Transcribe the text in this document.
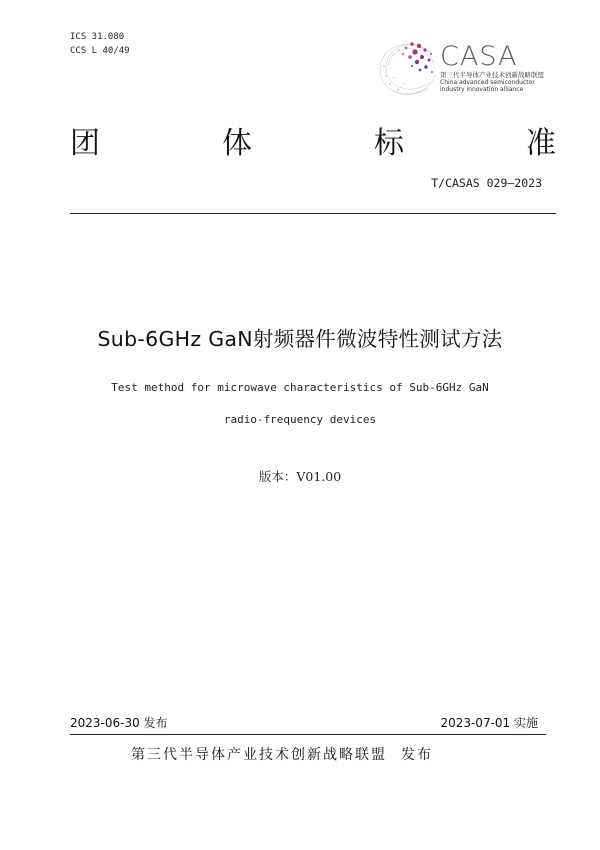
ICS 31.080
CCS L 40/49	CASA
第三代半导体产业技术创新战略联盟
China advanced semiconductor industry innovation alliance
团	体	标	准
T/CASAS 029—2023
Sub-6GHz GaN射频器件微波特性测试方法
Test method for microwave characteristics of Sub-6GHz GaN
radio-frequency devices
版本：V01.00
2023-06-30 发布	2023-07-01 实施
第三代半导体产业技术创新战略联盟 发布
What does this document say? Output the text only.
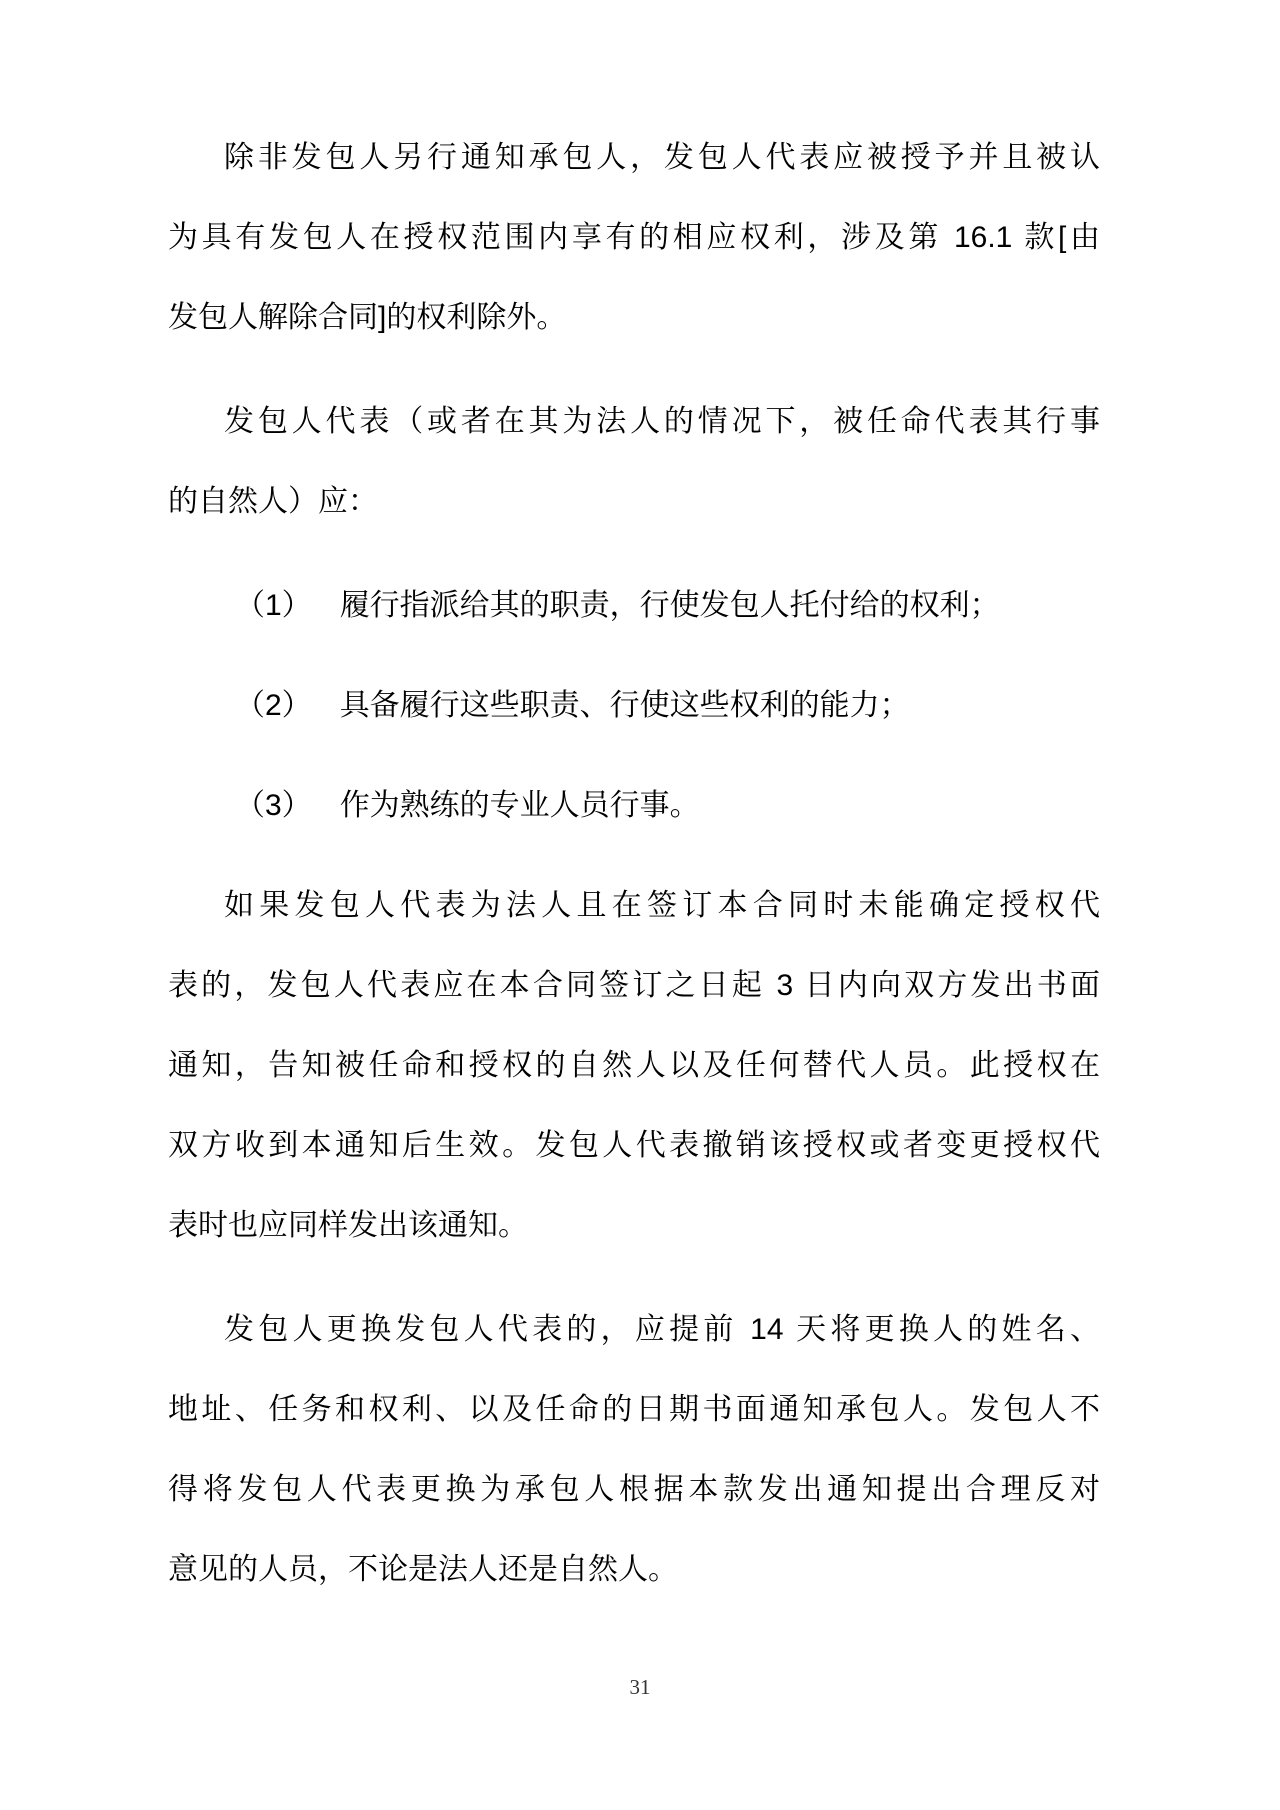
除非发包人另行通知承包人，发包人代表应被授予并且被认
为具有发包人在授权范围内享有的相应权利，涉及第 16.1 款[由
发包人解除合同]的权利除外。
发包人代表（或者在其为法人的情况下，被任命代表其行事
的自然人）应：
（1） 履行指派给其的职责，行使发包人托付给的权利；
（2） 具备履行这些职责、行使这些权利的能力；
（3） 作为熟练的专业人员行事。
如果发包人代表为法人且在签订本合同时未能确定授权代
表的，发包人代表应在本合同签订之日起 3 日内向双方发出书面
通知，告知被任命和授权的自然人以及任何替代人员。此授权在
双方收到本通知后生效。发包人代表撤销该授权或者变更授权代
表时也应同样发出该通知。
发包人更换发包人代表的，应提前 14 天将更换人的姓名、
地址、任务和权利、以及任命的日期书面通知承包人。发包人不
得将发包人代表更换为承包人根据本款发出通知提出合理反对
意见的人员，不论是法人还是自然人。
31
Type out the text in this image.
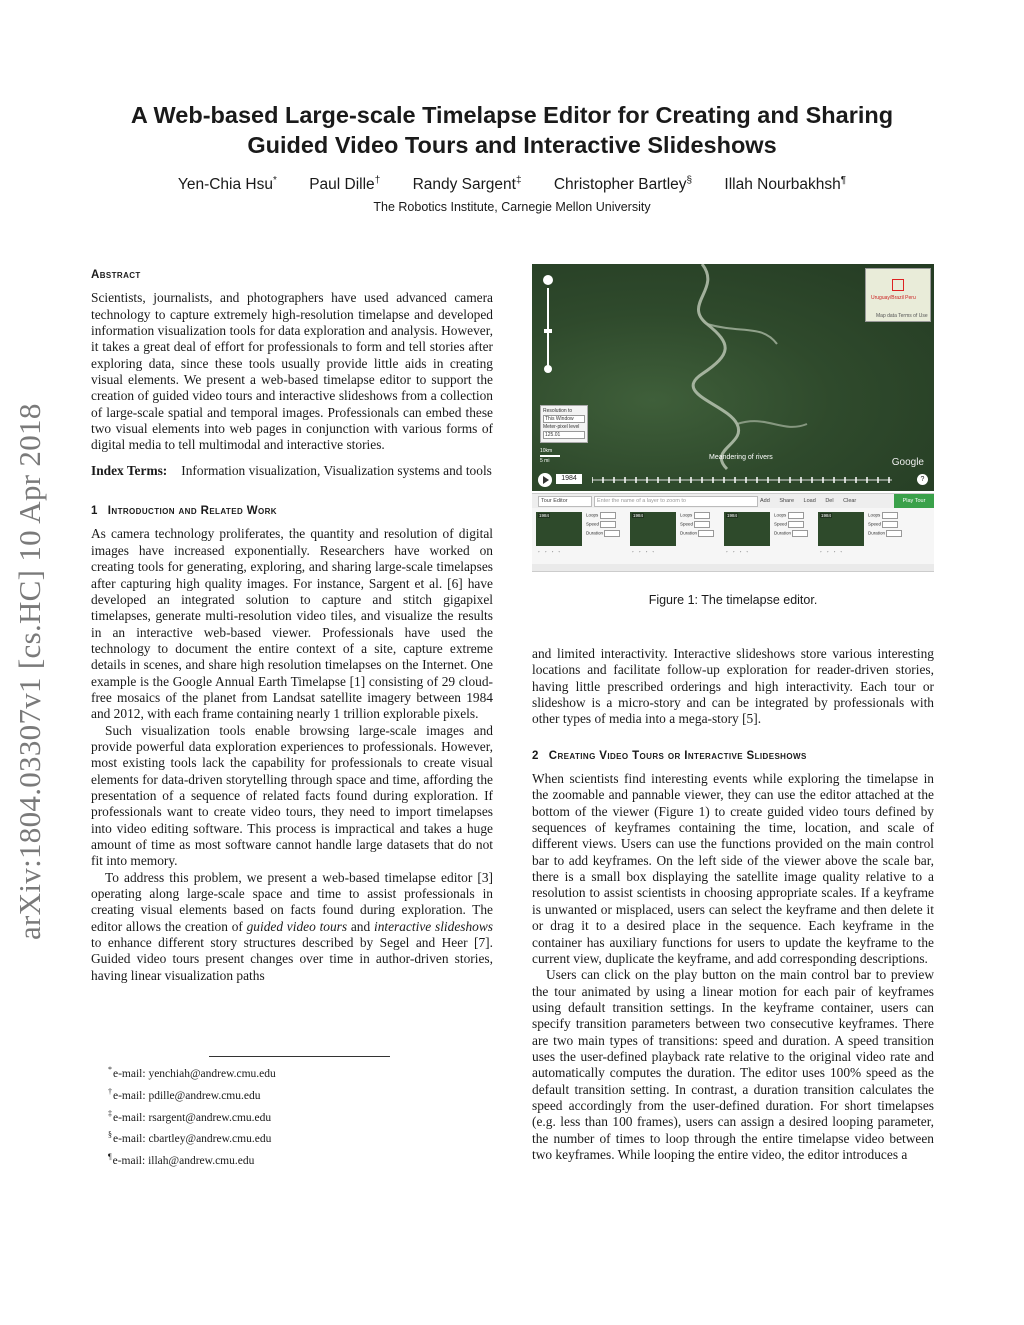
arXiv:1804.03307v1 [cs.HC] 10 Apr 2018
A Web-based Large-scale Timelapse Editor for Creating and Sharing
Guided Video Tours and Interactive Slideshows
Yen-Chia Hsu* Paul Dille† Randy Sargent‡ Christopher Bartley§ Illah Nourbakhsh¶
The Robotics Institute, Carnegie Mellon University
Abstract

Scientists, journalists, and photographers have used advanced camera technology to capture extremely high-resolution timelapse and developed information visualization tools for data exploration and analysis. However, it takes a great deal of effort for professionals to form and tell stories after exploring data, since these tools usually provide little aids in creating visual elements. We present a web-based timelapse editor to support the creation of guided video tours and interactive slideshows from a collection of large-scale spatial and temporal images. Professionals can embed these two visual elements into web pages in conjunction with various forms of digital media to tell multimodal and interactive stories.

Index Terms: Information visualization, Visualization systems and tools

1 Introduction and Related Work

As camera technology proliferates, the quantity and resolution of digital images have increased exponentially. Researchers have worked on creating tools for generating, exploring, and sharing large-scale timelapses after capturing high quality images. For instance, Sargent et al. [6] have developed an integrated solution to capture and stitch gigapixel timelapses, generate multi-resolution video tiles, and visualize the results in an interactive web-based viewer. Professionals have used the technology to document the entire context of a site, capture extreme details in scenes, and share high resolution timelapses on the Internet. One example is the Google Annual Earth Timelapse [1] consisting of 29 cloud-free mosaics of the planet from Landsat satellite imagery between 1984 and 2012, with each frame containing nearly 1 trillion explorable pixels.

Such visualization tools enable browsing large-scale images and provide powerful data exploration experiences to professionals. However, most existing tools lack the capability for professionals to create visual elements for data-driven storytelling through space and time, affording the presentation of a sequence of related facts found during exploration. If professionals want to create video tours, they need to import timelapses into video editing software. This process is impractical and takes a huge amount of time as most software cannot handle large datasets that do not fit into memory.

To address this problem, we present a web-based timelapse editor [3] operating along large-scale space and time to assist professionals in creating visual elements based on facts found during exploration. The editor allows the creation of guided video tours and interactive slideshows to enhance different story structures described by Segel and Heer [7]. Guided video tours present changes over time in author-driven stories, having linear visualization paths

*e-mail: yenchiah@andrew.cmu.edu
†e-mail: pdille@andrew.cmu.edu
‡e-mail: rsargent@andrew.cmu.edu
§e-mail: cbartley@andrew.cmu.edu
¶e-mail: illah@andrew.cmu.edu
Uruguay/Brazil Peru
Map data Terms of Use
Resolution to
This Window
Meter-pixel level
125.01
10km
5 mi	Meandering of rivers	Google
1984	?
Tour Editor	Enter the name of a layer to zoom to	Add Share Load Del Clear	Play Tour
1984	Loops
Speed
Duration
◦ ◦ ◦ ◦
1984	Loops
Speed
Duration
◦ ◦ ◦ ◦
1984	Loops
Speed
Duration
◦ ◦ ◦ ◦
1984	Loops
Speed
Duration
◦ ◦ ◦ ◦
Figure 1: The timelapse editor.

and limited interactivity. Interactive slideshows store various interesting locations and facilitate follow-up exploration for reader-driven stories, having little prescribed orderings and high interactivity. Each tour or slideshow is a micro-story and can be integrated by professionals with other types of media into a mega-story [5].

2 Creating Video Tours or Interactive Slideshows

When scientists find interesting events while exploring the timelapse in the zoomable and pannable viewer, they can use the editor attached at the bottom of the viewer (Figure 1) to create guided video tours defined by sequences of keyframes containing the time, location, and scale of different views. Users can use the functions provided on the main control bar to add keyframes. On the left side of the viewer above the scale bar, there is a small box displaying the satellite image quality relative to a resolution to assist scientists in choosing appropriate scales. If a keyframe is unwanted or misplaced, users can select the keyframe and then delete it or drag it to a desired place in the sequence. Each keyframe in the container has auxiliary functions for users to update the keyframe to the current view, duplicate the keyframe, and add corresponding descriptions.

Users can click on the play button on the main control bar to preview the tour animated by using a linear motion for each pair of keyframes using default transition settings. In the keyframe container, users can specify transition parameters between two consecutive keyframes. There are two main types of transitions: speed and duration. A speed transition uses the user-defined playback rate relative to the original video rate and automatically computes the duration. The editor uses 100% speed as the default transition setting. In contrast, a duration transition calculates the speed accordingly from the user-defined duration. For short timelapses (e.g. less than 100 frames), users can assign a desired looping parameter, the number of times to loop through the entire timelapse video between two keyframes. While looping the entire video, the editor introduces a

• The exercise
Are you able to set down all the lines above exactly, without any pictures?

• Exercise result
Transcribe the text in this document.
ICS 31.080
CCS L 40/49	CASA
第三代半导体产业技术创新战略联盟
China advanced semiconductor industry innovation alliance
团	体	标	准
T/CASAS 029—2023
Sub-6GHz GaN射频器件微波特性测试方法
Test method for microwave characteristics of Sub-6GHz GaN
radio-frequency devices
版本：V01.00
2023-06-30 发布	2023-07-01 实施
第三代半导体产业技术创新战略联盟 发布
What does this document say? Output the text only.
除非发包人另行通知承包人，发包人代表应被授予并且被认
为具有发包人在授权范围内享有的相应权利，涉及第 16.1 款[由
发包人解除合同]的权利除外。
发包人代表（或者在其为法人的情况下，被任命代表其行事
的自然人）应：
（1） 履行指派给其的职责，行使发包人托付给的权利；
（2） 具备履行这些职责、行使这些权利的能力；
（3） 作为熟练的专业人员行事。
如果发包人代表为法人且在签订本合同时未能确定授权代
表的，发包人代表应在本合同签订之日起 3 日内向双方发出书面
通知，告知被任命和授权的自然人以及任何替代人员。此授权在
双方收到本通知后生效。发包人代表撤销该授权或者变更授权代
表时也应同样发出该通知。
发包人更换发包人代表的，应提前 14 天将更换人的姓名、
地址、任务和权利、以及任命的日期书面通知承包人。发包人不
得将发包人代表更换为承包人根据本款发出通知提出合理反对
意见的人员，不论是法人还是自然人。
31
Type out the text in this image.
arXiv:1804.03307v1 [cs.HC] 10 Apr 2018
A Web-based Large-scale Timelapse Editor for Creating and Sharing
Guided Video Tours and Interactive Slideshows
Yen-Chia Hsu* Paul Dille† Randy Sargent‡ Christopher Bartley§ Illah Nourbakhsh¶
The Robotics Institute, Carnegie Mellon University
Abstract

Scientists, journalists, and photographers have used advanced camera technology to capture extremely high-resolution timelapse and developed information visualization tools for data exploration and analysis. However, it takes a great deal of effort for professionals to form and tell stories after exploring data, since these tools usually provide little aids in creating visual elements. We present a web-based timelapse editor to support the creation of guided video tours and interactive slideshows from a collection of large-scale spatial and temporal images. Professionals can embed these two visual elements into web pages in conjunction with various forms of digital media to tell multimodal and interactive stories.

Index Terms: Information visualization, Visualization systems and tools

1 Introduction and Related Work

As camera technology proliferates, the quantity and resolution of digital images have increased exponentially. Researchers have worked on creating tools for generating, exploring, and sharing large-scale timelapses after capturing high quality images. For instance, Sargent et al. [6] have developed an integrated solution to capture and stitch gigapixel timelapses, generate multi-resolution video tiles, and visualize the results in an interactive web-based viewer. Professionals have used the technology to document the entire context of a site, capture extreme details in scenes, and share high resolution timelapses on the Internet. One example is the Google Annual Earth Timelapse [1] consisting of 29 cloud-free mosaics of the planet from Landsat satellite imagery between 1984 and 2012, with each frame containing nearly 1 trillion explorable pixels.

Such visualization tools enable browsing large-scale images and provide powerful data exploration experiences to professionals. However, most existing tools lack the capability for professionals to create visual elements for data-driven storytelling through space and time, affording the presentation of a sequence of related facts found during exploration. If professionals want to create video tours, they need to import timelapses into video editing software. This process is impractical and takes a huge amount of time as most software cannot handle large datasets that do not fit into memory.

To address this problem, we present a web-based timelapse editor [3] operating along large-scale space and time to assist professionals in creating visual elements based on facts found during exploration. The editor allows the creation of guided video tours and interactive slideshows to enhance different story structures described by Segel and Heer [7]. Guided video tours present changes over time in author-driven stories, having linear visualization paths

*e-mail: yenchiah@andrew.cmu.edu
†e-mail: pdille@andrew.cmu.edu
‡e-mail: rsargent@andrew.cmu.edu
§e-mail: cbartley@andrew.cmu.edu
¶e-mail: illah@andrew.cmu.edu
Uruguay/Brazil Peru
Map data Terms of Use
Resolution to
This Window
Meter-pixel level
125.01
10km
5 mi	Meandering of rivers	Google
1984	?
Tour Editor	Enter the name of a layer to zoom to	Add Share Load Del Clear	Play Tour
1984	Loops
Speed
Duration
◦ ◦ ◦ ◦
1984	Loops
Speed
Duration
◦ ◦ ◦ ◦
1984	Loops
Speed
Duration
◦ ◦ ◦ ◦
1984	Loops
Speed
Duration
◦ ◦ ◦ ◦
Figure 1: The timelapse editor.

and limited interactivity. Interactive slideshows store various interesting locations and facilitate follow-up exploration for reader-driven stories, having little prescribed orderings and high interactivity. Each tour or slideshow is a micro-story and can be integrated by professionals with other types of media into a mega-story [5].

2 Creating Video Tours or Interactive Slideshows

When scientists find interesting events while exploring the timelapse in the zoomable and pannable viewer, they can use the editor attached at the bottom of the viewer (Figure 1) to create guided video tours defined by sequences of keyframes containing the time, location, and scale of different views. Users can use the functions provided on the main control bar to add keyframes. On the left side of the viewer above the scale bar, there is a small box displaying the satellite image quality relative to a resolution to assist scientists in choosing appropriate scales. If a keyframe is unwanted or misplaced, users can select the keyframe and then delete it or drag it to a desired place in the sequence. Each keyframe in the container has auxiliary functions for users to update the keyframe to the current view, duplicate the keyframe, and add corresponding descriptions.

Users can click on the play button on the main control bar to preview the tour animated by using a linear motion for each pair of keyframes using default transition settings. In the keyframe container, users can specify transition parameters between two consecutive keyframes. There are two main types of transitions: speed and duration. A speed transition uses the user-defined playback rate relative to the original video rate and automatically computes the duration. The editor uses 100% speed as the default transition setting. In contrast, a duration transition calculates the speed accordingly from the user-defined duration. For short timelapses (e.g. less than 100 frames), users can assign a desired looping parameter, the number of times to loop through the entire timelapse video between two keyframes. While looping the entire video, the editor introduces a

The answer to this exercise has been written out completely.